* _Given request_:
All of the entries must be reproduced exactly, with no images carried over.

Dataset items

>> begin

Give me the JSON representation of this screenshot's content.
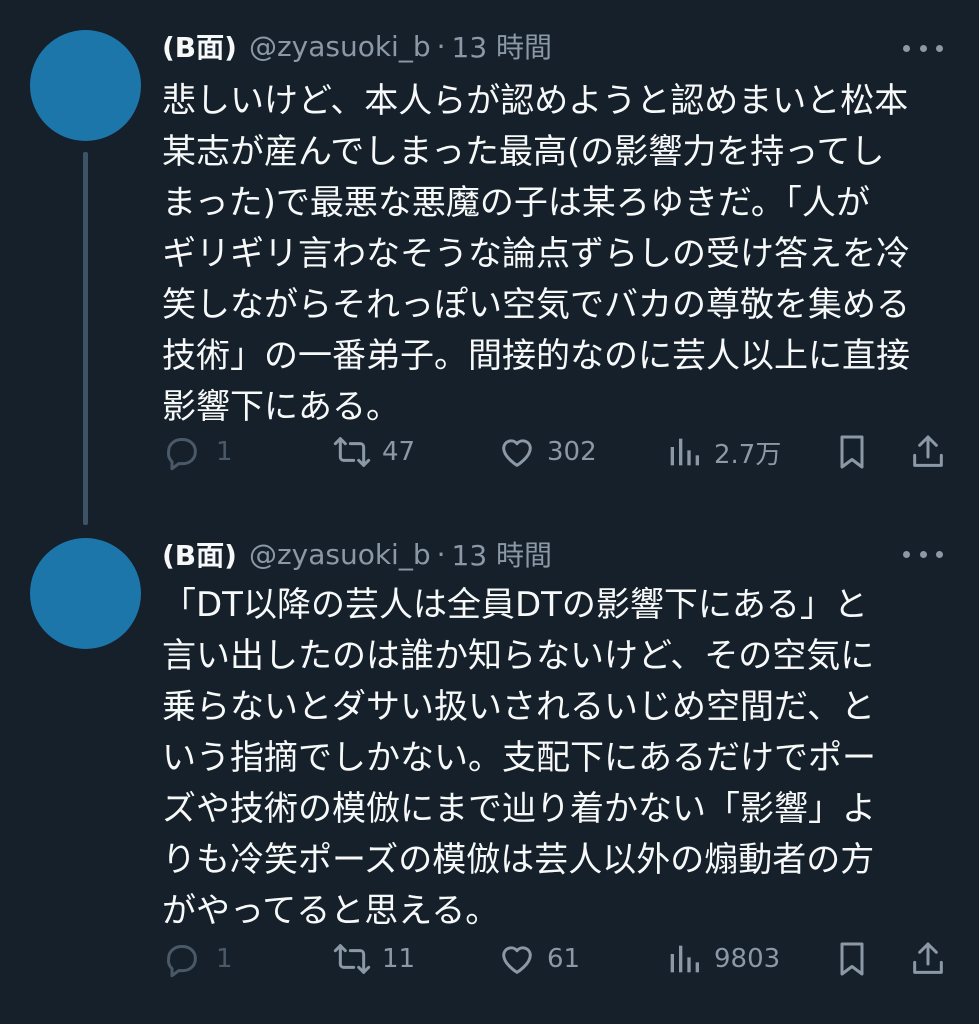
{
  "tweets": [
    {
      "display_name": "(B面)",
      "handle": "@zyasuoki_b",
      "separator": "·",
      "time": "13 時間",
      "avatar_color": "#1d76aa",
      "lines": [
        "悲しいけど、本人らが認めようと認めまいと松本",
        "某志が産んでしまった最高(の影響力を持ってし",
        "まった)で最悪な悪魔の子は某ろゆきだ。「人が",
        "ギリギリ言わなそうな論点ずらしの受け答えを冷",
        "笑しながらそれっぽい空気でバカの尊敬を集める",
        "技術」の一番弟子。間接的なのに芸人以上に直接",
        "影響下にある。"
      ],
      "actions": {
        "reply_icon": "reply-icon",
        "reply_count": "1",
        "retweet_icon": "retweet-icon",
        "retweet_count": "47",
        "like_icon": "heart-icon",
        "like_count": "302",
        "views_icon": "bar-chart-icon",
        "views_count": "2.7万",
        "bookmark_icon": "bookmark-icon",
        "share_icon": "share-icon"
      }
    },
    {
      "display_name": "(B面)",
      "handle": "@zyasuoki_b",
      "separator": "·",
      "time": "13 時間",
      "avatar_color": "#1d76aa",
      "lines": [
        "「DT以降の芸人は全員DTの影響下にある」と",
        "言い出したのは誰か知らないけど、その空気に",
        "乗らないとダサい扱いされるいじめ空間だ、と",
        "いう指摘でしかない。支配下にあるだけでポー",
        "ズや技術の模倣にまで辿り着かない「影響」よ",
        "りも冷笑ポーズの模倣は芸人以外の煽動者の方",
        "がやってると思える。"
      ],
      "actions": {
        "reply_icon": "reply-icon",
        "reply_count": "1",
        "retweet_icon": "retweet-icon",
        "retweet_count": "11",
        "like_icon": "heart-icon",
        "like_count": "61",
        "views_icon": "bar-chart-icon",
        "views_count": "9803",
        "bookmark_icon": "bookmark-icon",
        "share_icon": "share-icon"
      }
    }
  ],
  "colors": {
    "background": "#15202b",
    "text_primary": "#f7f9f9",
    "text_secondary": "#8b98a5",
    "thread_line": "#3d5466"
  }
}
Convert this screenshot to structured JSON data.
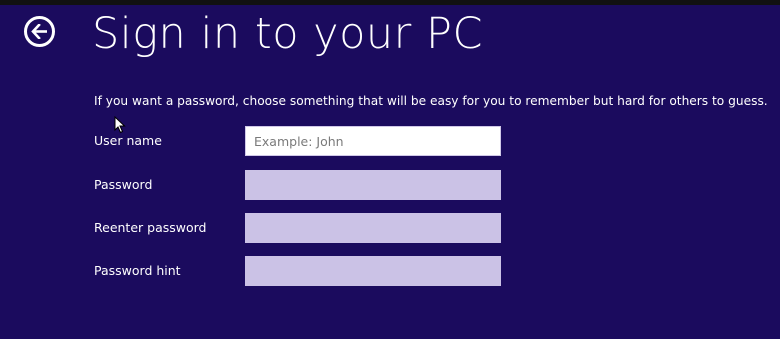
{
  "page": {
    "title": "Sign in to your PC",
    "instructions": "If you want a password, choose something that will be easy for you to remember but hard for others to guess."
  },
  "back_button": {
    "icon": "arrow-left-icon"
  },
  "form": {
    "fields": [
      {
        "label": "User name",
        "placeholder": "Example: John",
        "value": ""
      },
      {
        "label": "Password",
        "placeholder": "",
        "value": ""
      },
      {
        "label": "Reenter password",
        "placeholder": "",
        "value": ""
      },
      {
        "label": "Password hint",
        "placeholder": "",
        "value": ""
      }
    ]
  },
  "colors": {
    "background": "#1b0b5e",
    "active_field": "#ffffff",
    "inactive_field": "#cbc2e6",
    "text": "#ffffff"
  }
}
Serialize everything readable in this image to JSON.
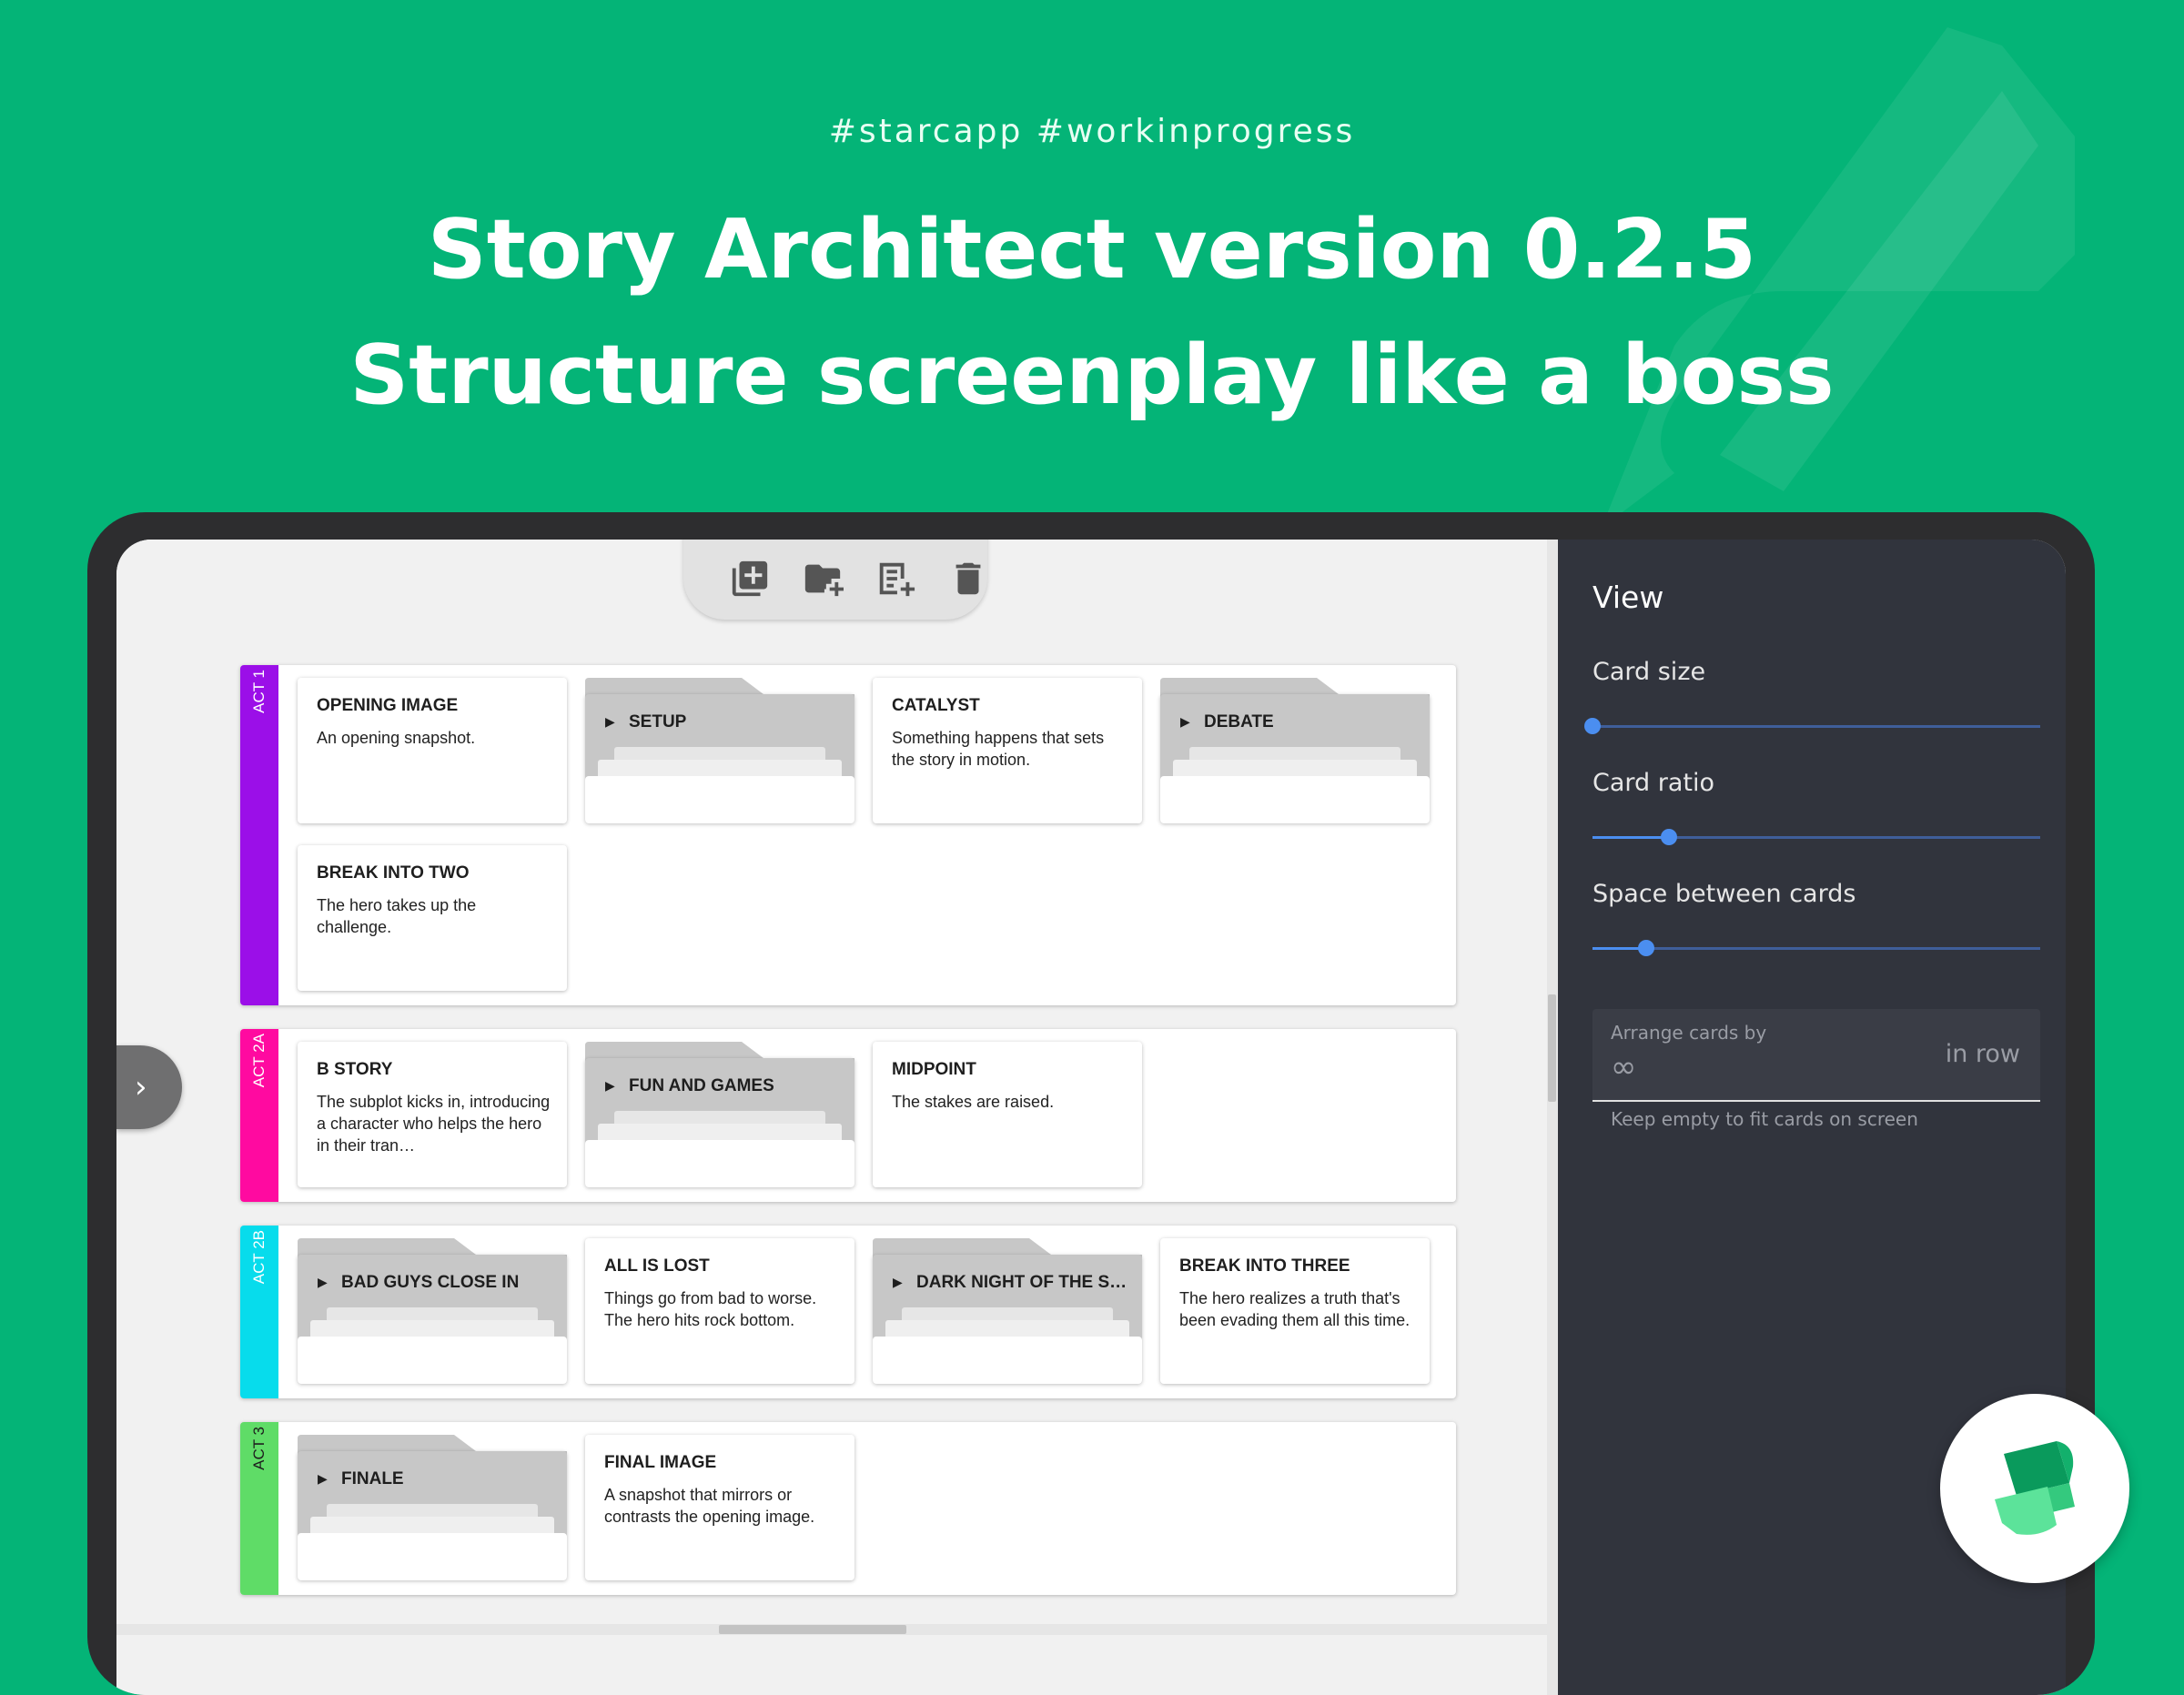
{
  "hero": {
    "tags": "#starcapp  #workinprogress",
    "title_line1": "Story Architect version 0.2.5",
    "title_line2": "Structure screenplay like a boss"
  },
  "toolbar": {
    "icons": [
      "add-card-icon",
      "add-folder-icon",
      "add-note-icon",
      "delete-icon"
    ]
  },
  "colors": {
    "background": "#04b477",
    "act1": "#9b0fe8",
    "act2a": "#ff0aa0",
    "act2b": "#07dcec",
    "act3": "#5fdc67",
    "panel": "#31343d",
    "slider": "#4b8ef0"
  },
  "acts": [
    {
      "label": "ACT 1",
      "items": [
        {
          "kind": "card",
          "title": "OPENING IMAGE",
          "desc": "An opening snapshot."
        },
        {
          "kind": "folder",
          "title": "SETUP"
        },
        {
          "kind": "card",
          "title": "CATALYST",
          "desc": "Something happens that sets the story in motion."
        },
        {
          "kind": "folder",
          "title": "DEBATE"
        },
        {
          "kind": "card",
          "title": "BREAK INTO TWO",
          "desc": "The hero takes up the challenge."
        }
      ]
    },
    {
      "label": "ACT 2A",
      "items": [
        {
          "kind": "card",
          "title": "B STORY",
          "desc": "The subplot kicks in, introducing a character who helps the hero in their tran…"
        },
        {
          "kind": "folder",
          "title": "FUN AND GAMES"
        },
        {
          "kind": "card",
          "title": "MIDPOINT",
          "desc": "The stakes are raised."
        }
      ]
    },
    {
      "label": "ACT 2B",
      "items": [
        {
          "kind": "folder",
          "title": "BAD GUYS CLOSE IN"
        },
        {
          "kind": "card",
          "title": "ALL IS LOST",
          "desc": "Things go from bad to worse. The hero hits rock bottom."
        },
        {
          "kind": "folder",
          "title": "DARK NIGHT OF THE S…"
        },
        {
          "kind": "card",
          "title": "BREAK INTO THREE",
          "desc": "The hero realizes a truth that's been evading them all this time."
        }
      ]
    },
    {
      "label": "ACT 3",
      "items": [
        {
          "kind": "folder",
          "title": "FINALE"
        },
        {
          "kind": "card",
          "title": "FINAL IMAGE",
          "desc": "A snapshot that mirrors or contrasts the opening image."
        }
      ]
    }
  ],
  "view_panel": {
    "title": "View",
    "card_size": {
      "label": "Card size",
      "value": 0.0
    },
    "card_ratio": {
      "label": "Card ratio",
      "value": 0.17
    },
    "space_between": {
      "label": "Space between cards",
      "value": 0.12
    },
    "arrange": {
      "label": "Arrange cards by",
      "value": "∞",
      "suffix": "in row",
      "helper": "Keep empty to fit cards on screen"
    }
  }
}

>> end

* _Full solution_:
Give me the JSON representation of this screenshot's content.
{
  "tweets": [
    {
      "display_name": "(B面)",
      "handle": "@zyasuoki_b",
      "separator": "·",
      "time": "13 時間",
      "avatar_color": "#1d76aa",
      "lines": [
        "悲しいけど、本人らが認めようと認めまいと松本",
        "某志が産んでしまった最高(の影響力を持ってし",
        "まった)で最悪な悪魔の子は某ろゆきだ。「人が",
        "ギリギリ言わなそうな論点ずらしの受け答えを冷",
        "笑しながらそれっぽい空気でバカの尊敬を集める",
        "技術」の一番弟子。間接的なのに芸人以上に直接",
        "影響下にある。"
      ],
      "actions": {
        "reply_icon": "reply-icon",
        "reply_count": "1",
        "retweet_icon": "retweet-icon",
        "retweet_count": "47",
        "like_icon": "heart-icon",
        "like_count": "302",
        "views_icon": "bar-chart-icon",
        "views_count": "2.7万",
        "bookmark_icon": "bookmark-icon",
        "share_icon": "share-icon"
      }
    },
    {
      "display_name": "(B面)",
      "handle": "@zyasuoki_b",
      "separator": "·",
      "time": "13 時間",
      "avatar_color": "#1d76aa",
      "lines": [
        "「DT以降の芸人は全員DTの影響下にある」と",
        "言い出したのは誰か知らないけど、その空気に",
        "乗らないとダサい扱いされるいじめ空間だ、と",
        "いう指摘でしかない。支配下にあるだけでポー",
        "ズや技術の模倣にまで辿り着かない「影響」よ",
        "りも冷笑ポーズの模倣は芸人以外の煽動者の方",
        "がやってると思える。"
      ],
      "actions": {
        "reply_icon": "reply-icon",
        "reply_count": "1",
        "retweet_icon": "retweet-icon",
        "retweet_count": "11",
        "like_icon": "heart-icon",
        "like_count": "61",
        "views_icon": "bar-chart-icon",
        "views_count": "9803",
        "bookmark_icon": "bookmark-icon",
        "share_icon": "share-icon"
      }
    }
  ],
  "colors": {
    "background": "#15202b",
    "text_primary": "#f7f9f9",
    "text_secondary": "#8b98a5",
    "thread_line": "#3d5466"
  }
}
Convert this screenshot to structured JSON data.
{
  "page": {
    "title": "Sign in to your PC",
    "instructions": "If you want a password, choose something that will be easy for you to remember but hard for others to guess."
  },
  "back_button": {
    "icon": "arrow-left-icon"
  },
  "form": {
    "fields": [
      {
        "label": "User name",
        "placeholder": "Example: John",
        "value": ""
      },
      {
        "label": "Password",
        "placeholder": "",
        "value": ""
      },
      {
        "label": "Reenter password",
        "placeholder": "",
        "value": ""
      },
      {
        "label": "Password hint",
        "placeholder": "",
        "value": ""
      }
    ]
  },
  "colors": {
    "background": "#1b0b5e",
    "active_field": "#ffffff",
    "inactive_field": "#cbc2e6",
    "text": "#ffffff"
  }
}
Serialize everything readable in this image to JSON.
{
  "hero": {
    "tags": "#starcapp  #workinprogress",
    "title_line1": "Story Architect version 0.2.5",
    "title_line2": "Structure screenplay like a boss"
  },
  "toolbar": {
    "icons": [
      "add-card-icon",
      "add-folder-icon",
      "add-note-icon",
      "delete-icon"
    ]
  },
  "colors": {
    "background": "#04b477",
    "act1": "#9b0fe8",
    "act2a": "#ff0aa0",
    "act2b": "#07dcec",
    "act3": "#5fdc67",
    "panel": "#31343d",
    "slider": "#4b8ef0"
  },
  "acts": [
    {
      "label": "ACT 1",
      "items": [
        {
          "kind": "card",
          "title": "OPENING IMAGE",
          "desc": "An opening snapshot."
        },
        {
          "kind": "folder",
          "title": "SETUP"
        },
        {
          "kind": "card",
          "title": "CATALYST",
          "desc": "Something happens that sets the story in motion."
        },
        {
          "kind": "folder",
          "title": "DEBATE"
        },
        {
          "kind": "card",
          "title": "BREAK INTO TWO",
          "desc": "The hero takes up the challenge."
        }
      ]
    },
    {
      "label": "ACT 2A",
      "items": [
        {
          "kind": "card",
          "title": "B STORY",
          "desc": "The subplot kicks in, introducing a character who helps the hero in their tran…"
        },
        {
          "kind": "folder",
          "title": "FUN AND GAMES"
        },
        {
          "kind": "card",
          "title": "MIDPOINT",
          "desc": "The stakes are raised."
        }
      ]
    },
    {
      "label": "ACT 2B",
      "items": [
        {
          "kind": "folder",
          "title": "BAD GUYS CLOSE IN"
        },
        {
          "kind": "card",
          "title": "ALL IS LOST",
          "desc": "Things go from bad to worse. The hero hits rock bottom."
        },
        {
          "kind": "folder",
          "title": "DARK NIGHT OF THE S…"
        },
        {
          "kind": "card",
          "title": "BREAK INTO THREE",
          "desc": "The hero realizes a truth that's been evading them all this time."
        }
      ]
    },
    {
      "label": "ACT 3",
      "items": [
        {
          "kind": "folder",
          "title": "FINALE"
        },
        {
          "kind": "card",
          "title": "FINAL IMAGE",
          "desc": "A snapshot that mirrors or contrasts the opening image."
        }
      ]
    }
  ],
  "view_panel": {
    "title": "View",
    "card_size": {
      "label": "Card size",
      "value": 0.0
    },
    "card_ratio": {
      "label": "Card ratio",
      "value": 0.17
    },
    "space_between": {
      "label": "Space between cards",
      "value": 0.12
    },
    "arrange": {
      "label": "Arrange cards by",
      "value": "∞",
      "suffix": "in row",
      "helper": "Keep empty to fit cards on screen"
    }
  }
}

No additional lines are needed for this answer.